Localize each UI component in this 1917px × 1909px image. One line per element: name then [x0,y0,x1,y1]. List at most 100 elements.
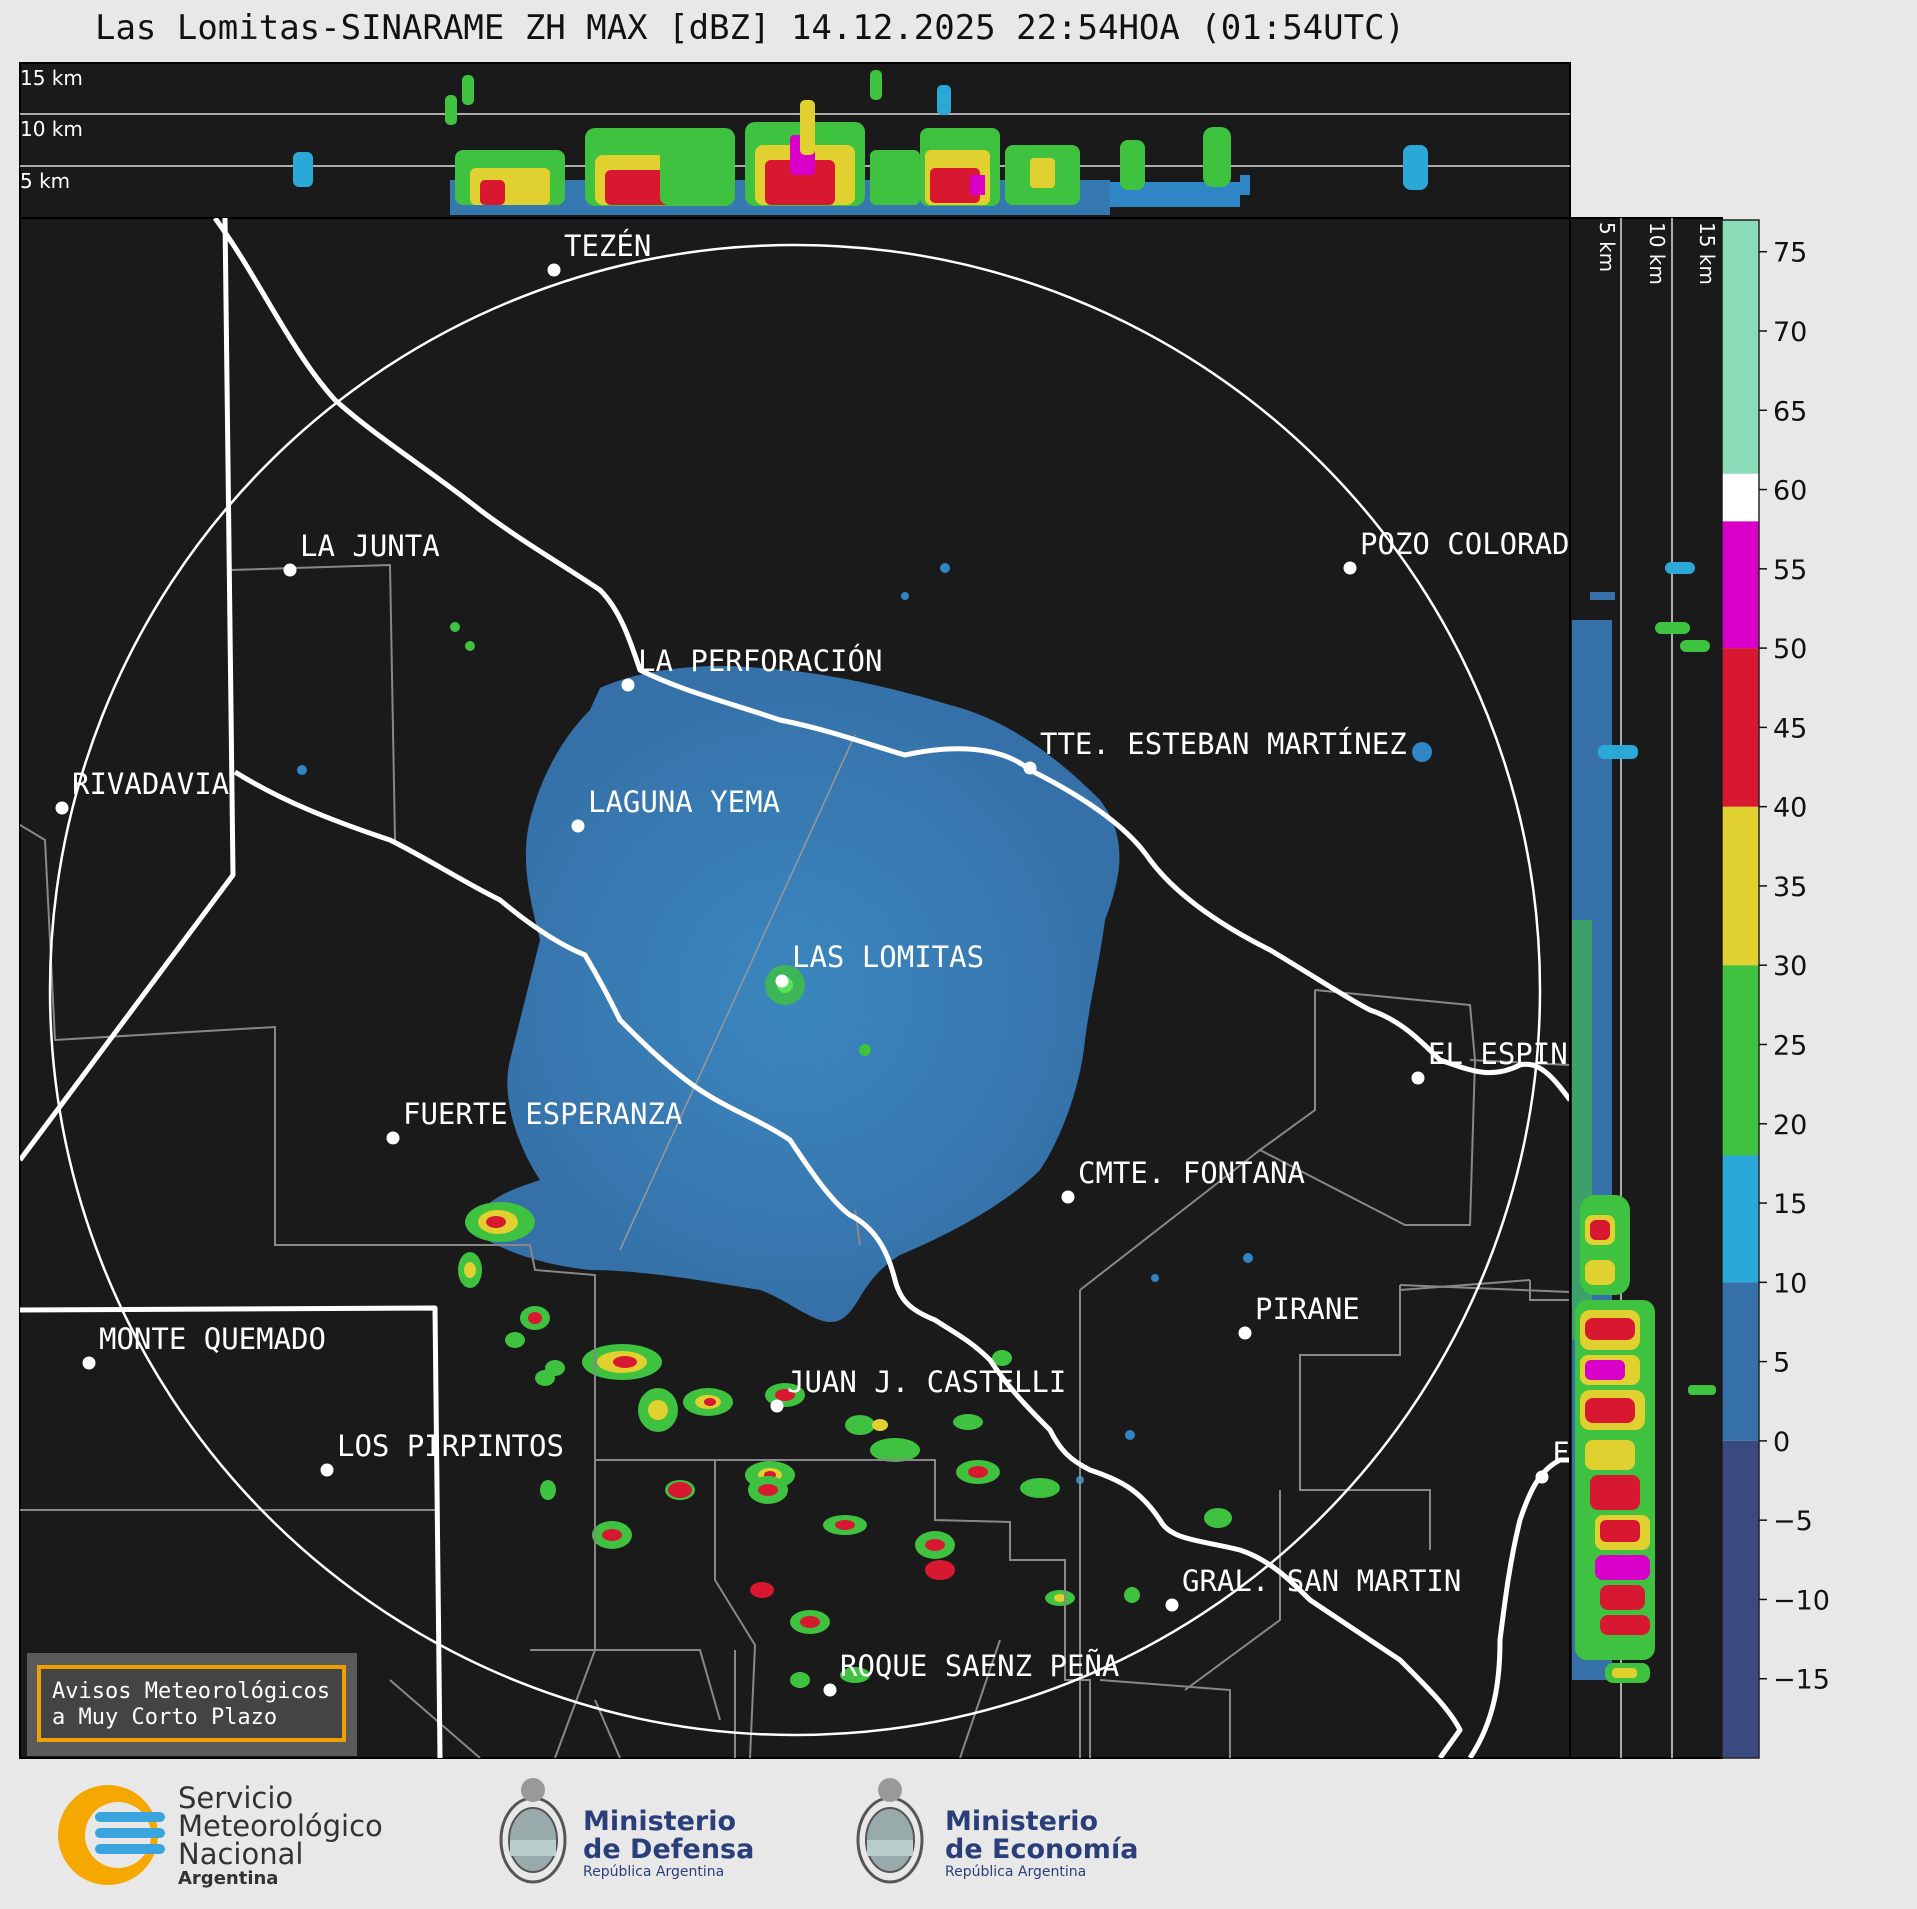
top-profile-label-10km: 10 km [20,117,83,141]
colorbar-tick-label: 60 [1773,476,1807,507]
storm-cells [458,1202,1232,1688]
place-label: MONTE QUEMADO [99,1322,326,1356]
place-label: EL ESPIN [1428,1037,1568,1071]
place-la-perforacion: LA PERFORACIÓN [621,644,882,692]
place-label: ROQUE SAENZ PEÑA [840,1649,1119,1683]
place-tte-esteban-martinez: TTE. ESTEBAN MARTÍNEZ [1023,727,1407,775]
place-tezen: TEZÉN [547,229,651,277]
place-pirane: PIRANE [1238,1292,1360,1340]
warning-box-line2: a Muy Corto Plazo [52,1705,277,1730]
place-label: LAS LOMITAS [792,940,984,974]
place-cmte-fontana: CMTE. FONTANA [1061,1156,1305,1204]
colorbar-tick-label: 40 [1773,793,1807,824]
place-label: CMTE. FONTANA [1078,1156,1305,1190]
colorbar-tick-label: 50 [1773,634,1807,665]
warning-box[interactable]: Avisos Meteorológicos a Muy Corto Plazo [27,1653,357,1756]
colorbar-tick-label: 15 [1773,1189,1807,1220]
place-label: TEZÉN [564,229,651,263]
place-label: JUAN J. CASTELLI [787,1365,1066,1399]
colorbar-segment [1722,806,1759,966]
defensa-coat-of-arms-icon [499,1778,567,1884]
place-label: F [1552,1436,1569,1470]
place-marker-dot [1238,1326,1252,1340]
colorbar-segment [1722,965,1759,1156]
place-marker-dot [823,1683,837,1697]
place-marker-dot [1061,1190,1075,1204]
place-marker-dot [1535,1470,1549,1484]
place-fuerte-esperanza: FUERTE ESPERANZA [386,1097,682,1145]
place-marker-dot [571,819,585,833]
colorbar-tick-label: 0 [1773,1427,1790,1458]
top-profile-label-15km: 15 km [20,66,83,90]
place-pozo-colorad: POZO COLORAD [1343,527,1570,575]
economia-logo: Ministerio de Economía República Argenti… [856,1778,1138,1884]
smn-logo: Servicio Meteorológico Nacional Argentin… [58,1781,383,1889]
place-la-junta: LA JUNTA [283,529,440,577]
place-marker-dot [547,263,561,277]
colorbar-tick-label: −10 [1773,1585,1830,1616]
place-marker-dot [320,1463,334,1477]
place-label: LOS PIRPINTOS [337,1429,564,1463]
colorbar-tick-label: −15 [1773,1665,1830,1696]
place-marker-dot [621,678,635,692]
side-profile-label-5km: 5 km [1595,222,1619,272]
economia-line1: Ministerio [945,1806,1098,1837]
province-boundaries [20,218,1570,1758]
place-label: TTE. ESTEBAN MARTÍNEZ [1040,727,1407,761]
place-label: LA JUNTA [300,529,440,563]
colorbar-tick-label: 75 [1773,238,1807,269]
place-label: POZO COLORAD [1360,527,1570,561]
colorbar-segment [1722,648,1759,807]
place-roque-saenz-pena: ROQUE SAENZ PEÑA [823,1649,1119,1697]
radar-range-ring [48,243,1542,1737]
place-rivadavia: RIVADAVIA [55,767,229,815]
department-boundaries [20,563,1570,1758]
place-marker-dot [1165,1598,1179,1612]
place-el-espin: EL ESPIN [1411,1037,1568,1085]
place-las-lomitas: LAS LOMITAS [775,940,984,988]
main-radar-map: TEZÉN LA JUNTA POZO COLORAD LA PERFORACIÓN T… [19,217,1571,1759]
economia-line3: República Argentina [945,1864,1086,1880]
place-monte-quemado: MONTE QUEMADO [82,1322,326,1370]
economia-coat-of-arms-icon [856,1778,924,1884]
place-los-pirpintos: LOS PIRPINTOS [320,1429,564,1477]
scattered-echoes [297,563,1432,1484]
place-label: LAGUNA YEMA [588,785,780,819]
colorbar-segment [1722,1155,1759,1283]
place-marker-dot [1023,761,1037,775]
side-profile-label-15km: 15 km [1695,222,1719,285]
economia-line2: de Economía [945,1834,1138,1865]
place-marker-dot [386,1131,400,1145]
place-marker-dot [55,801,69,815]
place-label: PIRANE [1255,1292,1360,1326]
colorbar-tick-label: 5 [1773,1348,1790,1379]
place-marker-dot [1343,561,1357,575]
defensa-line3: República Argentina [583,1864,724,1880]
colorbar-segment [1722,473,1759,522]
colorbar-segment [1722,1440,1759,1758]
colorbar-segment [1722,1282,1759,1441]
top-height-profile: 15 km 10 km 5 km [19,62,1571,219]
place-label: RIVADAVIA [72,767,229,801]
place-f: F [1535,1436,1569,1484]
colorbar-tick-label: 70 [1773,317,1807,348]
smn-line1: Servicio [178,1781,293,1815]
defensa-logo: Ministerio de Defensa República Argentin… [499,1778,754,1884]
defensa-line1: Ministerio [583,1806,736,1837]
place-label: GRAL. SAN MARTIN [1182,1564,1461,1598]
place-laguna-yema: LAGUNA YEMA [571,785,780,833]
place-marker-dot [82,1356,96,1370]
colorbar-tick-label: 10 [1773,1268,1807,1299]
colorbar-tick-label: 65 [1773,396,1807,427]
colorbar-tick-label: −5 [1773,1506,1813,1537]
colorbar-tick-label: 45 [1773,713,1807,744]
smn-line2: Meteorológico [178,1809,383,1843]
colorbar-tick-label: 30 [1773,951,1807,982]
side-profile-label-10km: 10 km [1645,222,1669,285]
colorbar-tick-label: 20 [1773,1110,1807,1141]
colorbar-tick-label: 55 [1773,555,1807,586]
place-gral-san-martin: GRAL. SAN MARTIN [1165,1564,1461,1612]
top-profile-label-5km: 5 km [20,169,70,193]
smn-line3: Nacional [178,1837,303,1871]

--*--

• [PROBLEM TO SOLVE]: Rewrite the whole listing above with each occurrence of "colorbar-tick-label" replaced by "scale-tick-label" and everything else unchanged. Leave the picture out of your answer.

• [ANSWER FOR THIS EXERCISE]:
Localize each UI component in this 1917px × 1909px image. One line per element: name then [x0,y0,x1,y1]. List at most 100 elements.
top-profile-label-10km: 10 km [20,117,83,141]
scale-tick-label: 60 [1773,476,1807,507]
storm-cells [458,1202,1232,1688]
place-label: MONTE QUEMADO [99,1322,326,1356]
place-label: EL ESPIN [1428,1037,1568,1071]
place-la-perforacion: LA PERFORACIÓN [621,644,882,692]
place-label: ROQUE SAENZ PEÑA [840,1649,1119,1683]
place-tte-esteban-martinez: TTE. ESTEBAN MARTÍNEZ [1023,727,1407,775]
place-tezen: TEZÉN [547,229,651,277]
place-pirane: PIRANE [1238,1292,1360,1340]
warning-box-line2: a Muy Corto Plazo [52,1705,277,1730]
place-label: LAS LOMITAS [792,940,984,974]
place-cmte-fontana: CMTE. FONTANA [1061,1156,1305,1204]
scale-tick-label: 40 [1773,793,1807,824]
place-label: CMTE. FONTANA [1078,1156,1305,1190]
scale-tick-label: 50 [1773,634,1807,665]
warning-box[interactable]: Avisos Meteorológicos a Muy Corto Plazo [27,1653,357,1756]
scale-tick-label: 15 [1773,1189,1807,1220]
place-label: TEZÉN [564,229,651,263]
place-label: JUAN J. CASTELLI [787,1365,1066,1399]
colorbar-segment [1722,806,1759,966]
defensa-coat-of-arms-icon [499,1778,567,1884]
place-label: F [1552,1436,1569,1470]
place-marker-dot [1238,1326,1252,1340]
colorbar-segment [1722,965,1759,1156]
place-marker-dot [823,1683,837,1697]
place-marker-dot [1061,1190,1075,1204]
place-marker-dot [1535,1470,1549,1484]
place-fuerte-esperanza: FUERTE ESPERANZA [386,1097,682,1145]
place-marker-dot [571,819,585,833]
scale-tick-label: 0 [1773,1427,1790,1458]
top-profile-label-15km: 15 km [20,66,83,90]
place-pozo-colorad: POZO COLORAD [1343,527,1570,575]
economia-logo: Ministerio de Economía República Argenti… [856,1778,1138,1884]
smn-logo: Servicio Meteorológico Nacional Argentin… [58,1781,383,1889]
place-la-junta: LA JUNTA [283,529,440,577]
place-marker-dot [547,263,561,277]
scale-tick-label: −10 [1773,1585,1830,1616]
place-marker-dot [320,1463,334,1477]
place-label: LOS PIRPINTOS [337,1429,564,1463]
scale-tick-label: −15 [1773,1665,1830,1696]
place-marker-dot [621,678,635,692]
side-profile-label-5km: 5 km [1595,222,1619,272]
economia-line1: Ministerio [945,1806,1098,1837]
province-boundaries [20,218,1570,1758]
place-label: TTE. ESTEBAN MARTÍNEZ [1040,727,1407,761]
place-label: LA JUNTA [300,529,440,563]
scale-tick-label: 75 [1773,238,1807,269]
place-label: POZO COLORAD [1360,527,1570,561]
colorbar-segment [1722,648,1759,807]
place-roque-saenz-pena: ROQUE SAENZ PEÑA [823,1649,1119,1697]
radar-range-ring [48,243,1542,1737]
place-rivadavia: RIVADAVIA [55,767,229,815]
department-boundaries [20,563,1570,1758]
place-marker-dot [1165,1598,1179,1612]
place-el-espin: EL ESPIN [1411,1037,1568,1085]
place-las-lomitas: LAS LOMITAS [775,940,984,988]
main-radar-map: TEZÉN LA JUNTA POZO COLORAD LA PERFORACIÓN T… [19,217,1571,1759]
economia-line3: República Argentina [945,1864,1086,1880]
place-monte-quemado: MONTE QUEMADO [82,1322,326,1370]
economia-coat-of-arms-icon [856,1778,924,1884]
place-los-pirpintos: LOS PIRPINTOS [320,1429,564,1477]
scattered-echoes [297,563,1432,1484]
place-label: LAGUNA YEMA [588,785,780,819]
colorbar-segment [1722,1155,1759,1283]
place-marker-dot [1023,761,1037,775]
side-profile-label-15km: 15 km [1695,222,1719,285]
economia-line2: de Economía [945,1834,1138,1865]
place-marker-dot [386,1131,400,1145]
place-marker-dot [55,801,69,815]
place-label: PIRANE [1255,1292,1360,1326]
scale-tick-label: 5 [1773,1348,1790,1379]
place-marker-dot [1343,561,1357,575]
defensa-line3: República Argentina [583,1864,724,1880]
colorbar-segment [1722,473,1759,522]
colorbar-segment [1722,1440,1759,1758]
colorbar-segment [1722,1282,1759,1441]
top-height-profile: 15 km 10 km 5 km [19,62,1571,219]
place-label: RIVADAVIA [72,767,229,801]
place-f: F [1535,1436,1569,1484]
scale-tick-label: 70 [1773,317,1807,348]
smn-line1: Servicio [178,1781,293,1815]
defensa-logo: Ministerio de Defensa República Argentin… [499,1778,754,1884]
defensa-line1: Ministerio [583,1806,736,1837]
place-label: GRAL. SAN MARTIN [1182,1564,1461,1598]
place-laguna-yema: LAGUNA YEMA [571,785,780,833]
place-marker-dot [82,1356,96,1370]
scale-tick-label: 10 [1773,1268,1807,1299]
scale-tick-label: 65 [1773,396,1807,427]
scale-tick-label: −5 [1773,1506,1813,1537]
scale-tick-label: 45 [1773,713,1807,744]
smn-line2: Meteorológico [178,1809,383,1843]
scale-tick-label: 30 [1773,951,1807,982]
side-profile-label-10km: 10 km [1645,222,1669,285]
scale-tick-label: 20 [1773,1110,1807,1141]
scale-tick-label: 55 [1773,555,1807,586]
place-gral-san-martin: GRAL. SAN MARTIN [1165,1564,1461,1612]
top-profile-label-5km: 5 km [20,169,70,193]
smn-line3: Nacional [178,1837,303,1871]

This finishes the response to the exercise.